--- Task prompt ---
Make an exact copy of all the material below, apart from the pictures.
BEGIN Data
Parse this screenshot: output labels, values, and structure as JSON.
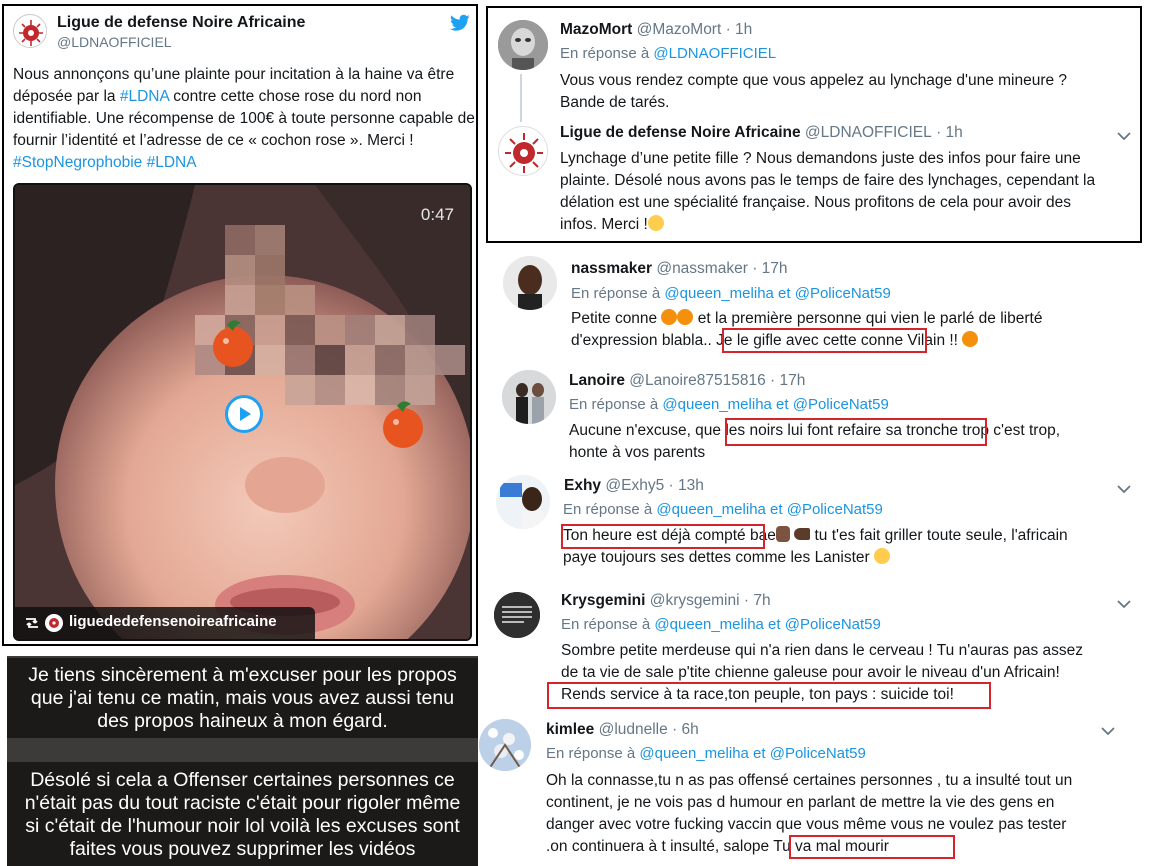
{
  "left_tweet": {
    "name": "Ligue de defense Noire Africaine",
    "handle": "@LDNAOFFICIEL",
    "text_part1": "Nous annonçons qu’une plainte pour incitation à la haine va être déposée par la ",
    "hashtag_ldna": "#LDNA",
    "text_part2": " contre cette chose rose du nord non identifiable. Une récompense de 100€ à toute personne capable de fournir l’identité et l’adresse de ce « cochon rose ». Merci !",
    "hashtags_end": "#StopNegrophobie #LDNA",
    "video_duration": "0:47",
    "video_account": "liguededefensenoireafricaine",
    "icon_bird": "twitter-bird-icon",
    "icon_retweet": "retweet-icon",
    "icon_play": "play-icon"
  },
  "apology": {
    "lines": [
      "Je tiens sincèrement à m'excuser pour les propos",
      "que j'ai tenu ce matin, mais vous avez aussi tenu",
      "des propos haineux à mon égard.",
      "Désolé si cela a Offenser certaines personnes ce",
      "n'était pas du tout raciste c'était pour rigoler même",
      "si c'était de l'humour noir lol voilà les excuses sont",
      "faites vous pouvez supprimer les vidéos"
    ]
  },
  "conversation": {
    "t1": {
      "name": "MazoMort",
      "handle": "@MazoMort",
      "time": "· 1h",
      "reply_prefix": "En réponse à ",
      "reply_to": "@LDNAOFFICIEL",
      "body_line1": "Vous vous rendez compte que vous appelez au lynchage d'une mineure ?",
      "body_line2": "Bande de tarés."
    },
    "t2": {
      "name": "Ligue de defense Noire Africaine",
      "handle": "@LDNAOFFICIEL",
      "time": "· 1h",
      "body_line1": "Lynchage d’une petite fille ? Nous demandons juste des infos pour faire une",
      "body_line2": "plainte. Désolé nous avons pas le temps de faire des lynchages, cependant la",
      "body_line3": "délation est une spécialité française. Nous profitons de cela pour avoir des",
      "body_line4": "infos. Merci !"
    }
  },
  "replies": [
    {
      "name": "nassmaker",
      "handle": "@nassmaker",
      "time": "· 17h",
      "reply_prefix": "En réponse à ",
      "reply_to_1": "@queen_meliha",
      "reply_and": " et ",
      "reply_to_2": "@PoliceNat59",
      "line1_a": "Petite conne ",
      "line1_b": " et la première personne qui vien le parlé de liberté",
      "line2_a": "d'expression blabla.. ",
      "line2_hl": "Je le gifle avec cette conne",
      "line2_b": " Vilain !! "
    },
    {
      "name": "Lanoire",
      "handle": "@Lanoire87515816",
      "time": "· 17h",
      "reply_prefix": "En réponse à ",
      "reply_to_1": "@queen_meliha",
      "reply_and": " et ",
      "reply_to_2": "@PoliceNat59",
      "line1_a": "Aucune n'excuse, que ",
      "line1_hl": "les noirs lui font refaire sa tronche",
      "line1_b": " trop c'est trop,",
      "line2": "honte à vos parents"
    },
    {
      "name": "Exhy",
      "handle": "@Exhy5",
      "time": "· 13h",
      "reply_prefix": "En réponse à ",
      "reply_to_1": "@queen_meliha",
      "reply_and": " et ",
      "reply_to_2": "@PoliceNat59",
      "line1_hl": "Ton heure est déjà compté",
      "line1_a": " bae",
      "line1_b": " tu t'es fait griller toute seule, l'africain",
      "line2": "paye toujours ses dettes comme les Lanister "
    },
    {
      "name": "Krysgemini",
      "handle": "@krysgemini",
      "time": "· 7h",
      "reply_prefix": "En réponse à ",
      "reply_to_1": "@queen_meliha",
      "reply_and": " et ",
      "reply_to_2": "@PoliceNat59",
      "line1": "Sombre petite merdeuse qui n'a rien dans le cerveau ! Tu n'auras pas assez",
      "line2": "de ta vie de sale p'tite chienne galeuse pour avoir le niveau d'un Africain!",
      "line3_hl": "Rends service à ta race,ton peuple, ton pays : suicide toi!"
    },
    {
      "name": "kimlee",
      "handle": "@ludnelle",
      "time": "· 6h",
      "reply_prefix": "En réponse à ",
      "reply_to_1": "@queen_meliha",
      "reply_and": " et ",
      "reply_to_2": "@PoliceNat59",
      "line1": "Oh la connasse,tu n as pas offensé certaines personnes , tu a insulté tout un",
      "line2": "continent,  je ne vois pas d humour en parlant de mettre la vie des gens en",
      "line3": "danger avec votre fucking vaccin que vous même vous ne voulez pas tester",
      "line4_a": ".on continuera à t insulté, salope ",
      "line4_hl": "Tu va mal mourir"
    }
  ],
  "colors": {
    "link": "#1b95e0",
    "muted": "#657786",
    "highlight_border": "#d3252b",
    "twitter_blue": "#1da1f2"
  }
}
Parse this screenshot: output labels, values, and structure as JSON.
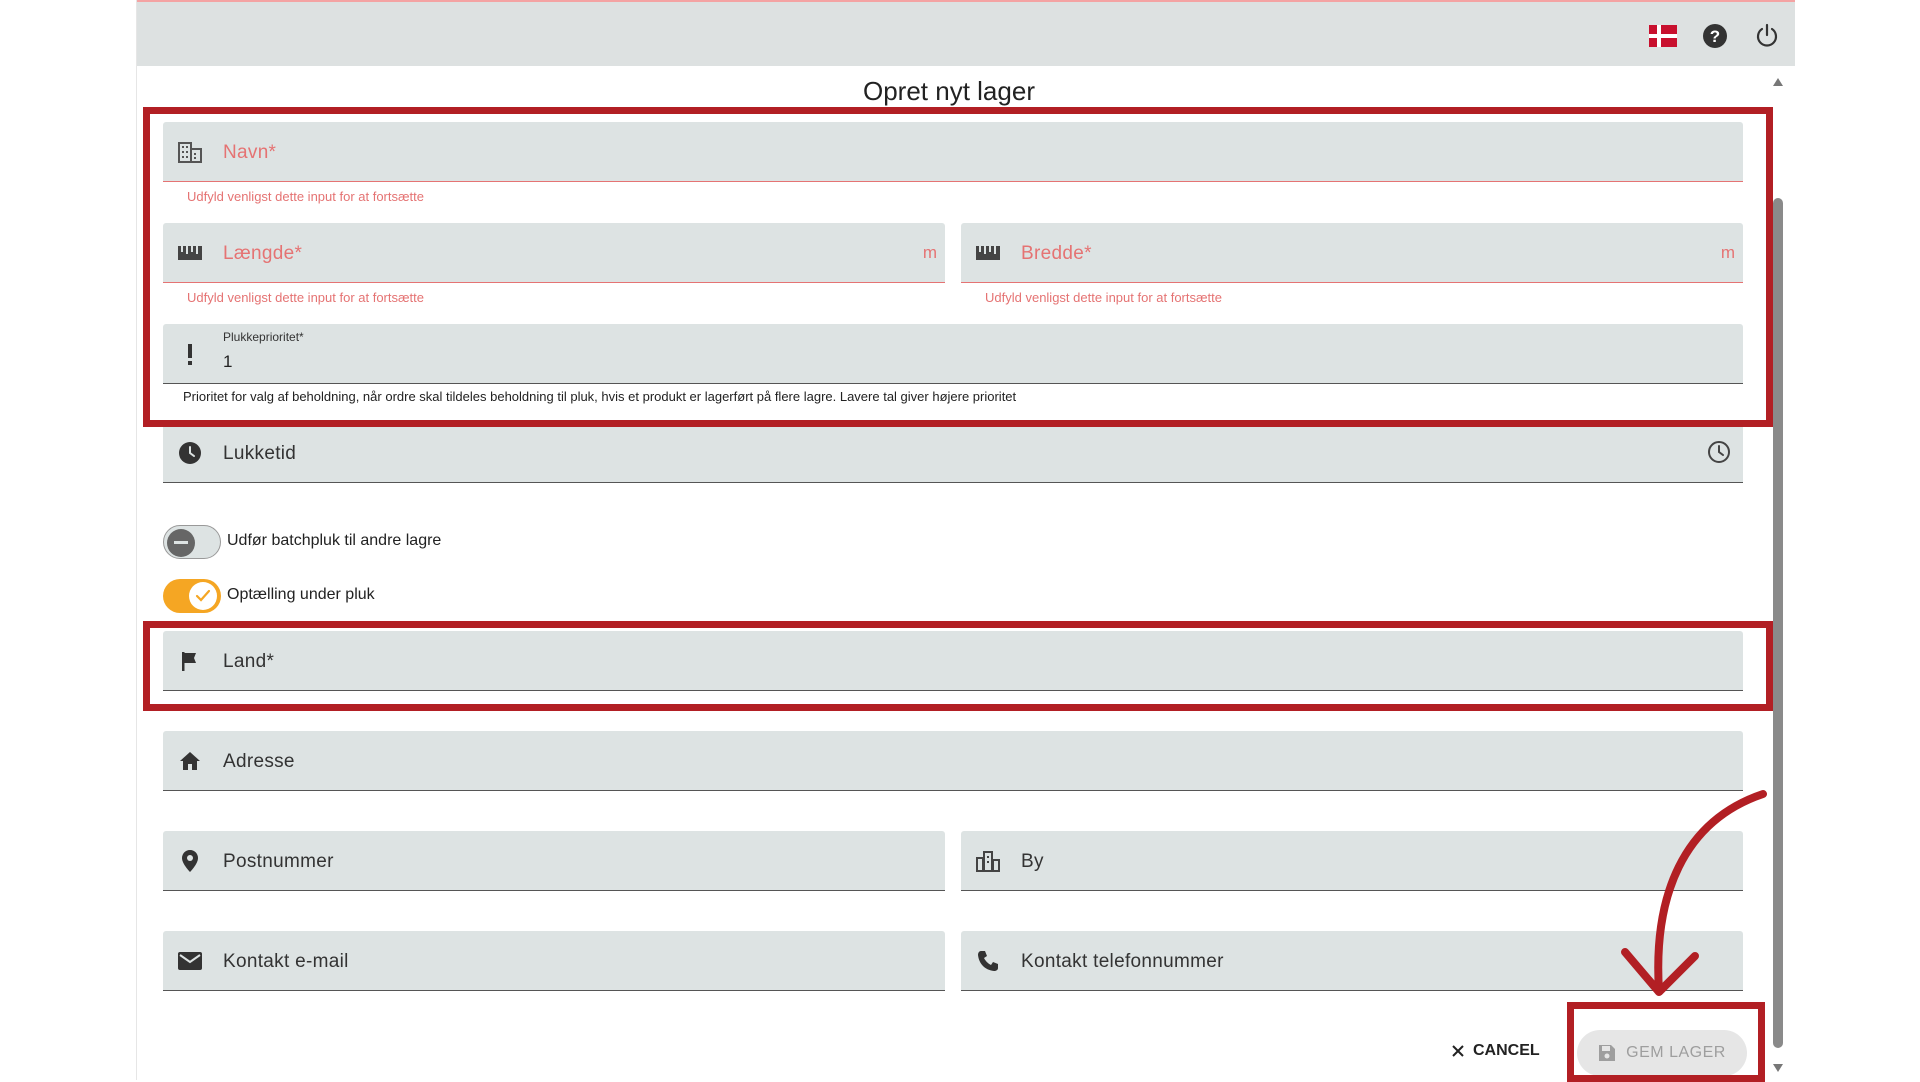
{
  "topbar": {
    "flag_icon": "danish-flag-icon",
    "help_icon": "question-circle-icon",
    "power_icon": "power-icon"
  },
  "dialog": {
    "title": "Opret nyt lager",
    "fields": {
      "name": {
        "label": "Navn*",
        "error": "Udfyld venligst dette input for at fortsætte",
        "icon": "building-icon"
      },
      "length": {
        "label": "Længde*",
        "suffix": "m",
        "error": "Udfyld venligst dette input for at fortsætte",
        "icon": "ruler-icon"
      },
      "width": {
        "label": "Bredde*",
        "suffix": "m",
        "error": "Udfyld venligst dette input for at fortsætte",
        "icon": "ruler-icon"
      },
      "pick_priority": {
        "label": "Plukkeprioritet*",
        "value": "1",
        "hint": "Prioritet for valg af beholdning, når ordre skal tildeles beholdning til pluk, hvis et produkt er lagerført på flere lagre. Lavere tal giver højere prioritet",
        "icon": "exclamation-icon"
      },
      "closing_time": {
        "label": "Lukketid",
        "icon": "clock-icon"
      },
      "country": {
        "label": "Land*",
        "icon": "flag-icon"
      },
      "address": {
        "label": "Adresse",
        "icon": "home-icon"
      },
      "postal_code": {
        "label": "Postnummer",
        "icon": "location-pin-icon"
      },
      "city": {
        "label": "By",
        "icon": "city-icon"
      },
      "contact_email": {
        "label": "Kontakt e-mail",
        "icon": "mail-icon"
      },
      "contact_phone": {
        "label": "Kontakt telefonnummer",
        "icon": "phone-icon"
      }
    },
    "toggles": {
      "batch_pick": {
        "label": "Udfør batchpluk til andre lagre",
        "on": false
      },
      "count_during_pick": {
        "label": "Optælling under pluk",
        "on": true
      }
    },
    "actions": {
      "cancel_label": "CANCEL",
      "save_label": "GEM LAGER"
    }
  },
  "colors": {
    "accent_red": "#b21f24",
    "error": "#e57373",
    "toggle_on": "#f5a623",
    "field_bg": "#dde3e3"
  }
}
END Data
--- Correct response ---
Parse this screenshot: output labels, values, and structure as JSON.
{
  "left_tweet": {
    "name": "Ligue de defense Noire Africaine",
    "handle": "@LDNAOFFICIEL",
    "text_part1": "Nous annonçons qu’une plainte pour incitation à la haine va être déposée par la ",
    "hashtag_ldna": "#LDNA",
    "text_part2": " contre cette chose rose du nord non identifiable. Une récompense de 100€ à toute personne capable de fournir l’identité et l’adresse de ce « cochon rose ». Merci !",
    "hashtags_end": "#StopNegrophobie #LDNA",
    "video_duration": "0:47",
    "video_account": "liguededefensenoireafricaine",
    "icon_bird": "twitter-bird-icon",
    "icon_retweet": "retweet-icon",
    "icon_play": "play-icon"
  },
  "apology": {
    "lines": [
      "Je tiens sincèrement à m'excuser pour les propos",
      "que j'ai tenu ce matin, mais vous avez aussi tenu",
      "des propos haineux à mon égard.",
      "Désolé si cela a Offenser certaines personnes ce",
      "n'était pas du tout raciste c'était pour rigoler même",
      "si c'était de l'humour noir lol voilà les excuses sont",
      "faites vous pouvez supprimer les vidéos"
    ]
  },
  "conversation": {
    "t1": {
      "name": "MazoMort",
      "handle": "@MazoMort",
      "time": "· 1h",
      "reply_prefix": "En réponse à ",
      "reply_to": "@LDNAOFFICIEL",
      "body_line1": "Vous vous rendez compte que vous appelez au lynchage d'une mineure ?",
      "body_line2": "Bande de tarés."
    },
    "t2": {
      "name": "Ligue de defense Noire Africaine",
      "handle": "@LDNAOFFICIEL",
      "time": "· 1h",
      "body_line1": "Lynchage d’une petite fille ? Nous demandons juste des infos pour faire une",
      "body_line2": "plainte. Désolé nous avons pas le temps de faire des lynchages, cependant la",
      "body_line3": "délation est une spécialité française. Nous profitons de cela pour avoir des",
      "body_line4": "infos. Merci !"
    }
  },
  "replies": [
    {
      "name": "nassmaker",
      "handle": "@nassmaker",
      "time": "· 17h",
      "reply_prefix": "En réponse à ",
      "reply_to_1": "@queen_meliha",
      "reply_and": " et ",
      "reply_to_2": "@PoliceNat59",
      "line1_a": "Petite conne ",
      "line1_b": " et la première personne qui vien le parlé de liberté",
      "line2_a": "d'expression blabla.. ",
      "line2_hl": "Je le gifle avec cette conne",
      "line2_b": " Vilain !! "
    },
    {
      "name": "Lanoire",
      "handle": "@Lanoire87515816",
      "time": "· 17h",
      "reply_prefix": "En réponse à ",
      "reply_to_1": "@queen_meliha",
      "reply_and": " et ",
      "reply_to_2": "@PoliceNat59",
      "line1_a": "Aucune n'excuse, que ",
      "line1_hl": "les noirs lui font refaire sa tronche",
      "line1_b": " trop c'est trop,",
      "line2": "honte à vos parents"
    },
    {
      "name": "Exhy",
      "handle": "@Exhy5",
      "time": "· 13h",
      "reply_prefix": "En réponse à ",
      "reply_to_1": "@queen_meliha",
      "reply_and": " et ",
      "reply_to_2": "@PoliceNat59",
      "line1_hl": "Ton heure est déjà compté",
      "line1_a": " bae",
      "line1_b": " tu t'es fait griller toute seule, l'africain",
      "line2": "paye toujours ses dettes comme les Lanister "
    },
    {
      "name": "Krysgemini",
      "handle": "@krysgemini",
      "time": "· 7h",
      "reply_prefix": "En réponse à ",
      "reply_to_1": "@queen_meliha",
      "reply_and": " et ",
      "reply_to_2": "@PoliceNat59",
      "line1": "Sombre petite merdeuse qui n'a rien dans le cerveau ! Tu n'auras pas assez",
      "line2": "de ta vie de sale p'tite chienne galeuse pour avoir le niveau d'un Africain!",
      "line3_hl": "Rends service à ta race,ton peuple, ton pays : suicide toi!"
    },
    {
      "name": "kimlee",
      "handle": "@ludnelle",
      "time": "· 6h",
      "reply_prefix": "En réponse à ",
      "reply_to_1": "@queen_meliha",
      "reply_and": " et ",
      "reply_to_2": "@PoliceNat59",
      "line1": "Oh la connasse,tu n as pas offensé certaines personnes , tu a insulté tout un",
      "line2": "continent,  je ne vois pas d humour en parlant de mettre la vie des gens en",
      "line3": "danger avec votre fucking vaccin que vous même vous ne voulez pas tester",
      "line4_a": ".on continuera à t insulté, salope ",
      "line4_hl": "Tu va mal mourir"
    }
  ],
  "colors": {
    "link": "#1b95e0",
    "muted": "#657786",
    "highlight_border": "#d3252b",
    "twitter_blue": "#1da1f2"
  }
}
Parse this screenshot: output labels, values, and structure as JSON.
{
  "topbar": {
    "flag_icon": "danish-flag-icon",
    "help_icon": "question-circle-icon",
    "power_icon": "power-icon"
  },
  "dialog": {
    "title": "Opret nyt lager",
    "fields": {
      "name": {
        "label": "Navn*",
        "error": "Udfyld venligst dette input for at fortsætte",
        "icon": "building-icon"
      },
      "length": {
        "label": "Længde*",
        "suffix": "m",
        "error": "Udfyld venligst dette input for at fortsætte",
        "icon": "ruler-icon"
      },
      "width": {
        "label": "Bredde*",
        "suffix": "m",
        "error": "Udfyld venligst dette input for at fortsætte",
        "icon": "ruler-icon"
      },
      "pick_priority": {
        "label": "Plukkeprioritet*",
        "value": "1",
        "hint": "Prioritet for valg af beholdning, når ordre skal tildeles beholdning til pluk, hvis et produkt er lagerført på flere lagre. Lavere tal giver højere prioritet",
        "icon": "exclamation-icon"
      },
      "closing_time": {
        "label": "Lukketid",
        "icon": "clock-icon"
      },
      "country": {
        "label": "Land*",
        "icon": "flag-icon"
      },
      "address": {
        "label": "Adresse",
        "icon": "home-icon"
      },
      "postal_code": {
        "label": "Postnummer",
        "icon": "location-pin-icon"
      },
      "city": {
        "label": "By",
        "icon": "city-icon"
      },
      "contact_email": {
        "label": "Kontakt e-mail",
        "icon": "mail-icon"
      },
      "contact_phone": {
        "label": "Kontakt telefonnummer",
        "icon": "phone-icon"
      }
    },
    "toggles": {
      "batch_pick": {
        "label": "Udfør batchpluk til andre lagre",
        "on": false
      },
      "count_during_pick": {
        "label": "Optælling under pluk",
        "on": true
      }
    },
    "actions": {
      "cancel_label": "CANCEL",
      "save_label": "GEM LAGER"
    }
  },
  "colors": {
    "accent_red": "#b21f24",
    "error": "#e57373",
    "toggle_on": "#f5a623",
    "field_bg": "#dde3e3"
  }
}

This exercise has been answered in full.